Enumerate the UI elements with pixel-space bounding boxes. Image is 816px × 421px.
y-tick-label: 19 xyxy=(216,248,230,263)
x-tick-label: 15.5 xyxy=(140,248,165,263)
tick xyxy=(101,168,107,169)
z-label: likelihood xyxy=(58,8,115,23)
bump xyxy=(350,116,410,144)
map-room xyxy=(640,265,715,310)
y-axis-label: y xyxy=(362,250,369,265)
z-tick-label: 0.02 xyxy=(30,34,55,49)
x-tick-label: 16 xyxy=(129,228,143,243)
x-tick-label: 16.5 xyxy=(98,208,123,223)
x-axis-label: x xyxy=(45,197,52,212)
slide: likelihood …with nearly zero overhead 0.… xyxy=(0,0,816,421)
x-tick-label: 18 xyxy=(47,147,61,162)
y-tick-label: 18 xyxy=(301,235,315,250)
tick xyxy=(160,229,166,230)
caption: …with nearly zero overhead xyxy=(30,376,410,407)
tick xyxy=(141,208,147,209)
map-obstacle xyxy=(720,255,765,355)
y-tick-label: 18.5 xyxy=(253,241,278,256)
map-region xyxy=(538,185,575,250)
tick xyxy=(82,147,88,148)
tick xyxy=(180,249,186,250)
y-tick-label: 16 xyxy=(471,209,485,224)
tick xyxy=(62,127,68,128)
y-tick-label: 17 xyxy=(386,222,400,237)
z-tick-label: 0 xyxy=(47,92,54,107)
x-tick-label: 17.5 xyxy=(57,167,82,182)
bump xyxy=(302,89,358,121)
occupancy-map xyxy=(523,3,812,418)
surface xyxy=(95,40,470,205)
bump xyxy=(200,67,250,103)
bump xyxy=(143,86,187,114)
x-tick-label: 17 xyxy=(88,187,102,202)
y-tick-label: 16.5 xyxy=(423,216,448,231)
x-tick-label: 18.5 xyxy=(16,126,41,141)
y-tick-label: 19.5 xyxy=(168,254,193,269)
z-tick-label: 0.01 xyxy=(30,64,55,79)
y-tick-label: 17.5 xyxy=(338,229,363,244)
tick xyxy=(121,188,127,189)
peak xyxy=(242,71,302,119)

**JOB**
Copy out the rows above verbatim, from the first one through the line that contains "x-tick-label: 16 xyxy=(129,228,143,243)", both included.

**TASK OUTPUT**
Enumerate the UI elements with pixel-space bounding boxes. Image is 816px × 421px.
y-tick-label: 19 xyxy=(216,248,230,263)
x-tick-label: 15.5 xyxy=(140,248,165,263)
tick xyxy=(101,168,107,169)
z-label: likelihood xyxy=(58,8,115,23)
bump xyxy=(350,116,410,144)
map-room xyxy=(640,265,715,310)
y-axis-label: y xyxy=(362,250,369,265)
z-tick-label: 0.02 xyxy=(30,34,55,49)
x-tick-label: 16 xyxy=(129,228,143,243)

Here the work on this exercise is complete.